--- start Supplied information ---

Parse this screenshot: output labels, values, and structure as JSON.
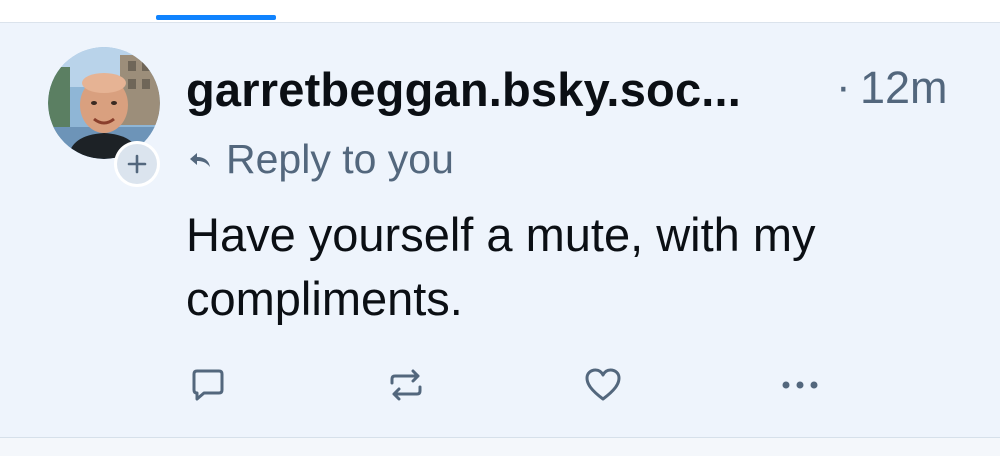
{
  "post": {
    "handle": "garretbeggan.bsky.soc...",
    "separator": "·",
    "time": "12m",
    "reply_label": "Reply to you",
    "text": "Have yourself a mute, with my compliments."
  },
  "icons": {
    "avatar": "avatar-photo",
    "follow": "plus-icon",
    "reply_indicator": "reply-arrow-icon",
    "actions": [
      "comment-icon",
      "repost-icon",
      "heart-icon",
      "more-dots-icon"
    ]
  },
  "colors": {
    "accent": "#1083fe",
    "post_background": "#eef4fc",
    "muted_text": "#53677d",
    "primary_text": "#0b0f14"
  }
}
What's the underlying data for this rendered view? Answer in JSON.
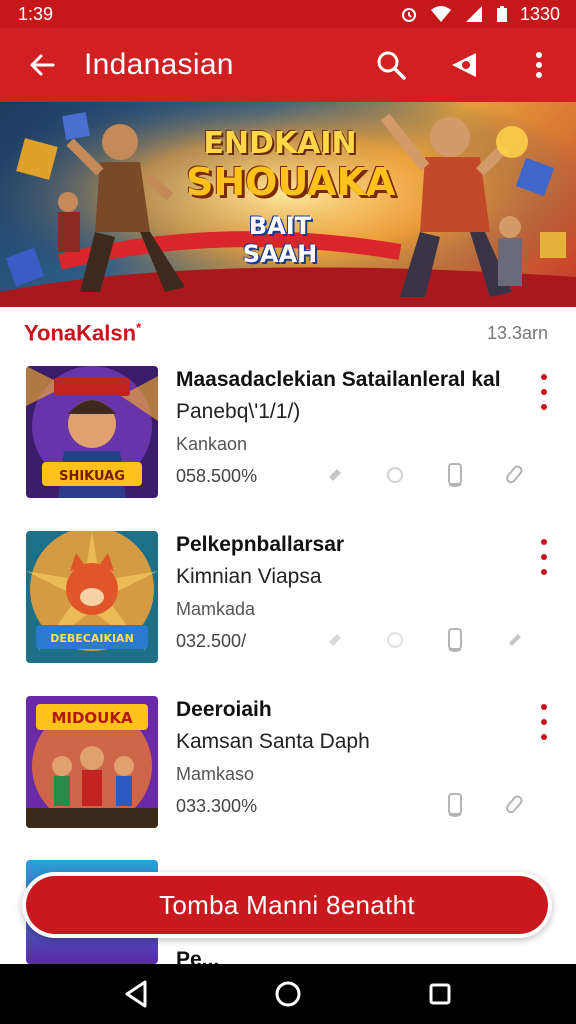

--- end Supplied information ---

| Problem statement |
Pictures don't belong in the copy. Transcribe every record exactly as it appears.

| In response |
Parse this screenshot: output labels, values, and structure as JSON.
{
  "post": {
    "handle": "garretbeggan.bsky.soc...",
    "separator": "·",
    "time": "12m",
    "reply_label": "Reply to you",
    "text": "Have yourself a mute, with my compliments."
  },
  "icons": {
    "avatar": "avatar-photo",
    "follow": "plus-icon",
    "reply_indicator": "reply-arrow-icon",
    "actions": [
      "comment-icon",
      "repost-icon",
      "heart-icon",
      "more-dots-icon"
    ]
  },
  "colors": {
    "accent": "#1083fe",
    "post_background": "#eef4fc",
    "muted_text": "#53677d",
    "primary_text": "#0b0f14"
  }
}
What's the underlying data for this rendered view? Answer in JSON.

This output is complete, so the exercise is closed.